■ WHAT NEEDS TO BE DONE
Restate, word for word, all of the material shown below.

Dataset entries
>> begin

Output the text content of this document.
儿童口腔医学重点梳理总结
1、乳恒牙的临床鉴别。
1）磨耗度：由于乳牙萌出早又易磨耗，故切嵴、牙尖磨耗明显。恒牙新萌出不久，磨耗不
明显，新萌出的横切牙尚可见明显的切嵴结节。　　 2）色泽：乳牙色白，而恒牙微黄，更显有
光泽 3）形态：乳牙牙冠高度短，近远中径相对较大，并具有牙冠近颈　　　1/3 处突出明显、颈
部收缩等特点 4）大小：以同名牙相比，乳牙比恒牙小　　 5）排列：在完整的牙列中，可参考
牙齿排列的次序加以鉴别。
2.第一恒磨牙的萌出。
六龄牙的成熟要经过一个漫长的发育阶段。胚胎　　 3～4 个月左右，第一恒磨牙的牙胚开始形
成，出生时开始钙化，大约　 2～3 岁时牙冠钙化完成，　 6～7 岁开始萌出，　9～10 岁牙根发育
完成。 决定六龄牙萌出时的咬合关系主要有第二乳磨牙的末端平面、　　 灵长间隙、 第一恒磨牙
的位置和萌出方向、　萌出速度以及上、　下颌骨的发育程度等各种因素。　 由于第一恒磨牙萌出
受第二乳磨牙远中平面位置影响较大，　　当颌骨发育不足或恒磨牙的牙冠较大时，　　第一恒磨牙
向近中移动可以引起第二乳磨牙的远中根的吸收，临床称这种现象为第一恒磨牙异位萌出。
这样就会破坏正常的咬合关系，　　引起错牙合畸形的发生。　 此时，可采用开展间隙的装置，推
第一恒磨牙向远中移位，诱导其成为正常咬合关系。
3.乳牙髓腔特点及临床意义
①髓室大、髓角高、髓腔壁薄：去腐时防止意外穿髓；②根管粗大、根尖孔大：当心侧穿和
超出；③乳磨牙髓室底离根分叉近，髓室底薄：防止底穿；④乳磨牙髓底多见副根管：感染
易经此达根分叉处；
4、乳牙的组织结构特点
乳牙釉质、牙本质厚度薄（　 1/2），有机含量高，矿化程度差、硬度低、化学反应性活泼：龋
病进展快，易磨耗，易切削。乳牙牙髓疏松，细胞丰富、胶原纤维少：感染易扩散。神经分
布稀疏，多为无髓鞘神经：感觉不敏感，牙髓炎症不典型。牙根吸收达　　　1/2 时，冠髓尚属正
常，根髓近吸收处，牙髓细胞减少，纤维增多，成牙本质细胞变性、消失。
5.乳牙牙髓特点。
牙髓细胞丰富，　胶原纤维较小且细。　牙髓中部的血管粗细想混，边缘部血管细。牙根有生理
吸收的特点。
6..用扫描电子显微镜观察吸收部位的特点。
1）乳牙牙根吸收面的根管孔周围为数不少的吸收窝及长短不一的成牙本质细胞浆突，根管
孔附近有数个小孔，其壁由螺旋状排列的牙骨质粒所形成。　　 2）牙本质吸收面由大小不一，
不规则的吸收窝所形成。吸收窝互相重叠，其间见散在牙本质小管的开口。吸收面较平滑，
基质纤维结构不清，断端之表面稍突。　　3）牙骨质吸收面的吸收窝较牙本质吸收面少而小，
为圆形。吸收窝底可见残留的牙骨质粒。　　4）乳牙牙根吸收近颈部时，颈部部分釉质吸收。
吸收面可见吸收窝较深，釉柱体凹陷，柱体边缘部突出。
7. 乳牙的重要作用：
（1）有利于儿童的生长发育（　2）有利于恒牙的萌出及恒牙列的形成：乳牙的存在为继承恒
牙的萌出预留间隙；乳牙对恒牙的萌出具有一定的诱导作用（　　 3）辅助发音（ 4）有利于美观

>> end

■ COMPLETE RESPONSE
Output the text content of this document.
儿童口腔医学重点梳理总结
1、乳恒牙的临床鉴别。
1）磨耗度：由于乳牙萌出早又易磨耗，故切嵴、牙尖磨耗明显。恒牙新萌出不久，磨耗不
明显，新萌出的横切牙尚可见明显的切嵴结节。　　 2）色泽：乳牙色白，而恒牙微黄，更显有
光泽 3）形态：乳牙牙冠高度短，近远中径相对较大，并具有牙冠近颈　　　1/3 处突出明显、颈
部收缩等特点 4）大小：以同名牙相比，乳牙比恒牙小　　 5）排列：在完整的牙列中，可参考
牙齿排列的次序加以鉴别。
2.第一恒磨牙的萌出。
六龄牙的成熟要经过一个漫长的发育阶段。胚胎　　 3～4 个月左右，第一恒磨牙的牙胚开始形
成，出生时开始钙化，大约　 2～3 岁时牙冠钙化完成，　 6～7 岁开始萌出，　9～10 岁牙根发育
完成。 决定六龄牙萌出时的咬合关系主要有第二乳磨牙的末端平面、　　 灵长间隙、 第一恒磨牙
的位置和萌出方向、　萌出速度以及上、　下颌骨的发育程度等各种因素。　 由于第一恒磨牙萌出
受第二乳磨牙远中平面位置影响较大，　　当颌骨发育不足或恒磨牙的牙冠较大时，　　第一恒磨牙
向近中移动可以引起第二乳磨牙的远中根的吸收，临床称这种现象为第一恒磨牙异位萌出。
这样就会破坏正常的咬合关系，　　引起错牙合畸形的发生。　 此时，可采用开展间隙的装置，推
第一恒磨牙向远中移位，诱导其成为正常咬合关系。
3.乳牙髓腔特点及临床意义
①髓室大、髓角高、髓腔壁薄：去腐时防止意外穿髓；②根管粗大、根尖孔大：当心侧穿和
超出；③乳磨牙髓室底离根分叉近，髓室底薄：防止底穿；④乳磨牙髓底多见副根管：感染
易经此达根分叉处；
4、乳牙的组织结构特点
乳牙釉质、牙本质厚度薄（　 1/2），有机含量高，矿化程度差、硬度低、化学反应性活泼：龋
病进展快，易磨耗，易切削。乳牙牙髓疏松，细胞丰富、胶原纤维少：感染易扩散。神经分
布稀疏，多为无髓鞘神经：感觉不敏感，牙髓炎症不典型。牙根吸收达　　　1/2 时，冠髓尚属正
常，根髓近吸收处，牙髓细胞减少，纤维增多，成牙本质细胞变性、消失。
5.乳牙牙髓特点。
牙髓细胞丰富，　胶原纤维较小且细。　牙髓中部的血管粗细想混，边缘部血管细。牙根有生理
吸收的特点。
6..用扫描电子显微镜观察吸收部位的特点。
1）乳牙牙根吸收面的根管孔周围为数不少的吸收窝及长短不一的成牙本质细胞浆突，根管
孔附近有数个小孔，其壁由螺旋状排列的牙骨质粒所形成。　　 2）牙本质吸收面由大小不一，
不规则的吸收窝所形成。吸收窝互相重叠，其间见散在牙本质小管的开口。吸收面较平滑，
基质纤维结构不清，断端之表面稍突。　　3）牙骨质吸收面的吸收窝较牙本质吸收面少而小，
为圆形。吸收窝底可见残留的牙骨质粒。　　4）乳牙牙根吸收近颈部时，颈部部分釉质吸收。
吸收面可见吸收窝较深，釉柱体凹陷，柱体边缘部突出。
7. 乳牙的重要作用：
（1）有利于儿童的生长发育（　2）有利于恒牙的萌出及恒牙列的形成：乳牙的存在为继承恒
牙的萌出预留间隙；乳牙对恒牙的萌出具有一定的诱导作用（　　 3）辅助发音（ 4）有利于美观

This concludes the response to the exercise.